- [What you should do]: Print all the entries verbatim.

[begin Provided data]

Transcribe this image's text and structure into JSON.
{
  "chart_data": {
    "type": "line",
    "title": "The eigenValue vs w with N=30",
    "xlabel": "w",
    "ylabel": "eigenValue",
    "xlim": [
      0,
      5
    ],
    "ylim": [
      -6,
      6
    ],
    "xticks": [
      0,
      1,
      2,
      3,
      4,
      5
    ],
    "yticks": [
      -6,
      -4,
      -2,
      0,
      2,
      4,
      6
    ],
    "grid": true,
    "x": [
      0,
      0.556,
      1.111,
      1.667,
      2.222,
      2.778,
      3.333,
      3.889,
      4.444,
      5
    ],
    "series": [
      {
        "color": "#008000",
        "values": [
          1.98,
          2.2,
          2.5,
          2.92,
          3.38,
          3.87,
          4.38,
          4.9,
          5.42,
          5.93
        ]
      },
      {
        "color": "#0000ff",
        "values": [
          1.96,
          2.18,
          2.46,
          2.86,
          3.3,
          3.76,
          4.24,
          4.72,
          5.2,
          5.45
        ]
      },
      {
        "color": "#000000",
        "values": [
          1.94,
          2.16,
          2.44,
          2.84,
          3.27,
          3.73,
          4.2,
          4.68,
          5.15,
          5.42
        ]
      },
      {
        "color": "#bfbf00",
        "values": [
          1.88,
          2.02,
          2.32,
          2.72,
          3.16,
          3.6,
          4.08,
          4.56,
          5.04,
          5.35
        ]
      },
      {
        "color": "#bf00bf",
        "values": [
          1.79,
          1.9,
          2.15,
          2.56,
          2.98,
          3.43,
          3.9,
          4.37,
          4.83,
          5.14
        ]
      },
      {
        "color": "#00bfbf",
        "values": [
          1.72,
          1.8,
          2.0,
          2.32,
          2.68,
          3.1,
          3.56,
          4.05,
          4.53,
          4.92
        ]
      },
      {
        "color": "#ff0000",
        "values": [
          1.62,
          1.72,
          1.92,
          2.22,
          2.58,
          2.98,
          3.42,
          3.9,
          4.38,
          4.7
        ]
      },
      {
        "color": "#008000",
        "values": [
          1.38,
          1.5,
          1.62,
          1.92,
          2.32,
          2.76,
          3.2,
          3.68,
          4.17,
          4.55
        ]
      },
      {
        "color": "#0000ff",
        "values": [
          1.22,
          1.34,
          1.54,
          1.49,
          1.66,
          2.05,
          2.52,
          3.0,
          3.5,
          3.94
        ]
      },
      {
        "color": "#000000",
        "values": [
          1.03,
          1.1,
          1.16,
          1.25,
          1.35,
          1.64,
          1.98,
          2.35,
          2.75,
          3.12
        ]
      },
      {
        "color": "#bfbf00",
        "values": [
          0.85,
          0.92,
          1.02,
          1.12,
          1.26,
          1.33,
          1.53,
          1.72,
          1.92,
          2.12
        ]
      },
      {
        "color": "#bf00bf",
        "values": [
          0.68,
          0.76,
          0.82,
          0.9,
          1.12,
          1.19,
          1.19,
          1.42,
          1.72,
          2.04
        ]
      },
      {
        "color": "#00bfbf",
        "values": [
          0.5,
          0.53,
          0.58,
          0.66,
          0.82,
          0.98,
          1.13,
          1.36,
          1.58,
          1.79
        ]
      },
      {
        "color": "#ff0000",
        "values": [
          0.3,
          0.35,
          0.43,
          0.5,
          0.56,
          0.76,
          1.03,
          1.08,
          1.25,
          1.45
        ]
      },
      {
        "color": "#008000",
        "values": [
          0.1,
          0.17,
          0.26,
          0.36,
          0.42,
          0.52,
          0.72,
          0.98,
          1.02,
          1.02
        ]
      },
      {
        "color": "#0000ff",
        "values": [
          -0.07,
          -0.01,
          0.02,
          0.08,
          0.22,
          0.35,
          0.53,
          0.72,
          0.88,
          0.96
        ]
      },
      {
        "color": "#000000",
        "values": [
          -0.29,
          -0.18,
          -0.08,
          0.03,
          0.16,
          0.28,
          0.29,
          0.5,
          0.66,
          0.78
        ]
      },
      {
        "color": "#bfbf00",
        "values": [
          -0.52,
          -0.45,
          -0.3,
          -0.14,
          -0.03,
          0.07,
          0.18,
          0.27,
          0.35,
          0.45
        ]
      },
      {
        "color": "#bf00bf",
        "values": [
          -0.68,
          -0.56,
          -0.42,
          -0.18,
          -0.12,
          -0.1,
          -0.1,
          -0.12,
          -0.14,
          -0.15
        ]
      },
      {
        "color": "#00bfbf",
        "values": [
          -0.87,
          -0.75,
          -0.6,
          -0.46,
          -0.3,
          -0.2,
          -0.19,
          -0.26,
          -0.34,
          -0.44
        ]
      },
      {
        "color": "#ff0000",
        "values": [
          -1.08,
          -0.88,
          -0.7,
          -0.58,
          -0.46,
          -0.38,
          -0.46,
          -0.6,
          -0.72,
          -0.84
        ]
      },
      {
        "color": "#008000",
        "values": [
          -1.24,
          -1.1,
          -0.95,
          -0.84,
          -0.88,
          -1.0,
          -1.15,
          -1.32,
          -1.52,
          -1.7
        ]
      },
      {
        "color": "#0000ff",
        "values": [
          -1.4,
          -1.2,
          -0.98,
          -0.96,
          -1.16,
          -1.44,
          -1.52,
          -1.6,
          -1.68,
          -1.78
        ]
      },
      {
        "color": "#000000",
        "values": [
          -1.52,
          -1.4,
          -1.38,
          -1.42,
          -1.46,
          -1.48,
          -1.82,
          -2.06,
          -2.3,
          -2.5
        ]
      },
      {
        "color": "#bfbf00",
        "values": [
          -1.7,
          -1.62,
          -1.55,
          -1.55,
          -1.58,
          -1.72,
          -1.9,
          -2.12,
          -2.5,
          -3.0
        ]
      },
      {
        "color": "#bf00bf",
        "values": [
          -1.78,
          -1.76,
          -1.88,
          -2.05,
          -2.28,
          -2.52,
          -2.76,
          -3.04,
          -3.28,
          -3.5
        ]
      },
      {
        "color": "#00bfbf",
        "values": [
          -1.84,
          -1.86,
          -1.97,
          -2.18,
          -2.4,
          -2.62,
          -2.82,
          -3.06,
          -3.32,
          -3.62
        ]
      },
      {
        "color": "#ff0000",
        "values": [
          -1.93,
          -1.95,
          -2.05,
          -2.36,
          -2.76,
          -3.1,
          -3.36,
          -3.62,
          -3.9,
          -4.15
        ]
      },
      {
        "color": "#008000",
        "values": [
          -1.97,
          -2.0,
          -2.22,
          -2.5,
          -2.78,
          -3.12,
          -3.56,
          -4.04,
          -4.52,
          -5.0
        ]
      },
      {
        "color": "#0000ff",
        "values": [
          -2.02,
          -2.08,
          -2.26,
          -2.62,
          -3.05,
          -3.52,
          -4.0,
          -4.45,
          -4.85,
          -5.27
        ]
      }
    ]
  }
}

[end Provided data]

- [Problem solution]:
Transcribe this image's text and structure into JSON.
{
  "chart_data": {
    "type": "line",
    "title": "The eigenValue vs w with N=30",
    "xlabel": "w",
    "ylabel": "eigenValue",
    "xlim": [
      0,
      5
    ],
    "ylim": [
      -6,
      6
    ],
    "xticks": [
      0,
      1,
      2,
      3,
      4,
      5
    ],
    "yticks": [
      -6,
      -4,
      -2,
      0,
      2,
      4,
      6
    ],
    "grid": true,
    "x": [
      0,
      0.556,
      1.111,
      1.667,
      2.222,
      2.778,
      3.333,
      3.889,
      4.444,
      5
    ],
    "series": [
      {
        "color": "#008000",
        "values": [
          1.98,
          2.2,
          2.5,
          2.92,
          3.38,
          3.87,
          4.38,
          4.9,
          5.42,
          5.93
        ]
      },
      {
        "color": "#0000ff",
        "values": [
          1.96,
          2.18,
          2.46,
          2.86,
          3.3,
          3.76,
          4.24,
          4.72,
          5.2,
          5.45
        ]
      },
      {
        "color": "#000000",
        "values": [
          1.94,
          2.16,
          2.44,
          2.84,
          3.27,
          3.73,
          4.2,
          4.68,
          5.15,
          5.42
        ]
      },
      {
        "color": "#bfbf00",
        "values": [
          1.88,
          2.02,
          2.32,
          2.72,
          3.16,
          3.6,
          4.08,
          4.56,
          5.04,
          5.35
        ]
      },
      {
        "color": "#bf00bf",
        "values": [
          1.79,
          1.9,
          2.15,
          2.56,
          2.98,
          3.43,
          3.9,
          4.37,
          4.83,
          5.14
        ]
      },
      {
        "color": "#00bfbf",
        "values": [
          1.72,
          1.8,
          2.0,
          2.32,
          2.68,
          3.1,
          3.56,
          4.05,
          4.53,
          4.92
        ]
      },
      {
        "color": "#ff0000",
        "values": [
          1.62,
          1.72,
          1.92,
          2.22,
          2.58,
          2.98,
          3.42,
          3.9,
          4.38,
          4.7
        ]
      },
      {
        "color": "#008000",
        "values": [
          1.38,
          1.5,
          1.62,
          1.92,
          2.32,
          2.76,
          3.2,
          3.68,
          4.17,
          4.55
        ]
      },
      {
        "color": "#0000ff",
        "values": [
          1.22,
          1.34,
          1.54,
          1.49,
          1.66,
          2.05,
          2.52,
          3.0,
          3.5,
          3.94
        ]
      },
      {
        "color": "#000000",
        "values": [
          1.03,
          1.1,
          1.16,
          1.25,
          1.35,
          1.64,
          1.98,
          2.35,
          2.75,
          3.12
        ]
      },
      {
        "color": "#bfbf00",
        "values": [
          0.85,
          0.92,
          1.02,
          1.12,
          1.26,
          1.33,
          1.53,
          1.72,
          1.92,
          2.12
        ]
      },
      {
        "color": "#bf00bf",
        "values": [
          0.68,
          0.76,
          0.82,
          0.9,
          1.12,
          1.19,
          1.19,
          1.42,
          1.72,
          2.04
        ]
      },
      {
        "color": "#00bfbf",
        "values": [
          0.5,
          0.53,
          0.58,
          0.66,
          0.82,
          0.98,
          1.13,
          1.36,
          1.58,
          1.79
        ]
      },
      {
        "color": "#ff0000",
        "values": [
          0.3,
          0.35,
          0.43,
          0.5,
          0.56,
          0.76,
          1.03,
          1.08,
          1.25,
          1.45
        ]
      },
      {
        "color": "#008000",
        "values": [
          0.1,
          0.17,
          0.26,
          0.36,
          0.42,
          0.52,
          0.72,
          0.98,
          1.02,
          1.02
        ]
      },
      {
        "color": "#0000ff",
        "values": [
          -0.07,
          -0.01,
          0.02,
          0.08,
          0.22,
          0.35,
          0.53,
          0.72,
          0.88,
          0.96
        ]
      },
      {
        "color": "#000000",
        "values": [
          -0.29,
          -0.18,
          -0.08,
          0.03,
          0.16,
          0.28,
          0.29,
          0.5,
          0.66,
          0.78
        ]
      },
      {
        "color": "#bfbf00",
        "values": [
          -0.52,
          -0.45,
          -0.3,
          -0.14,
          -0.03,
          0.07,
          0.18,
          0.27,
          0.35,
          0.45
        ]
      },
      {
        "color": "#bf00bf",
        "values": [
          -0.68,
          -0.56,
          -0.42,
          -0.18,
          -0.12,
          -0.1,
          -0.1,
          -0.12,
          -0.14,
          -0.15
        ]
      },
      {
        "color": "#00bfbf",
        "values": [
          -0.87,
          -0.75,
          -0.6,
          -0.46,
          -0.3,
          -0.2,
          -0.19,
          -0.26,
          -0.34,
          -0.44
        ]
      },
      {
        "color": "#ff0000",
        "values": [
          -1.08,
          -0.88,
          -0.7,
          -0.58,
          -0.46,
          -0.38,
          -0.46,
          -0.6,
          -0.72,
          -0.84
        ]
      },
      {
        "color": "#008000",
        "values": [
          -1.24,
          -1.1,
          -0.95,
          -0.84,
          -0.88,
          -1.0,
          -1.15,
          -1.32,
          -1.52,
          -1.7
        ]
      },
      {
        "color": "#0000ff",
        "values": [
          -1.4,
          -1.2,
          -0.98,
          -0.96,
          -1.16,
          -1.44,
          -1.52,
          -1.6,
          -1.68,
          -1.78
        ]
      },
      {
        "color": "#000000",
        "values": [
          -1.52,
          -1.4,
          -1.38,
          -1.42,
          -1.46,
          -1.48,
          -1.82,
          -2.06,
          -2.3,
          -2.5
        ]
      },
      {
        "color": "#bfbf00",
        "values": [
          -1.7,
          -1.62,
          -1.55,
          -1.55,
          -1.58,
          -1.72,
          -1.9,
          -2.12,
          -2.5,
          -3.0
        ]
      },
      {
        "color": "#bf00bf",
        "values": [
          -1.78,
          -1.76,
          -1.88,
          -2.05,
          -2.28,
          -2.52,
          -2.76,
          -3.04,
          -3.28,
          -3.5
        ]
      },
      {
        "color": "#00bfbf",
        "values": [
          -1.84,
          -1.86,
          -1.97,
          -2.18,
          -2.4,
          -2.62,
          -2.82,
          -3.06,
          -3.32,
          -3.62
        ]
      },
      {
        "color": "#ff0000",
        "values": [
          -1.93,
          -1.95,
          -2.05,
          -2.36,
          -2.76,
          -3.1,
          -3.36,
          -3.62,
          -3.9,
          -4.15
        ]
      },
      {
        "color": "#008000",
        "values": [
          -1.97,
          -2.0,
          -2.22,
          -2.5,
          -2.78,
          -3.12,
          -3.56,
          -4.04,
          -4.52,
          -5.0
        ]
      },
      {
        "color": "#0000ff",
        "values": [
          -2.02,
          -2.08,
          -2.26,
          -2.62,
          -3.05,
          -3.52,
          -4.0,
          -4.45,
          -4.85,
          -5.27
        ]
      }
    ]
  }
}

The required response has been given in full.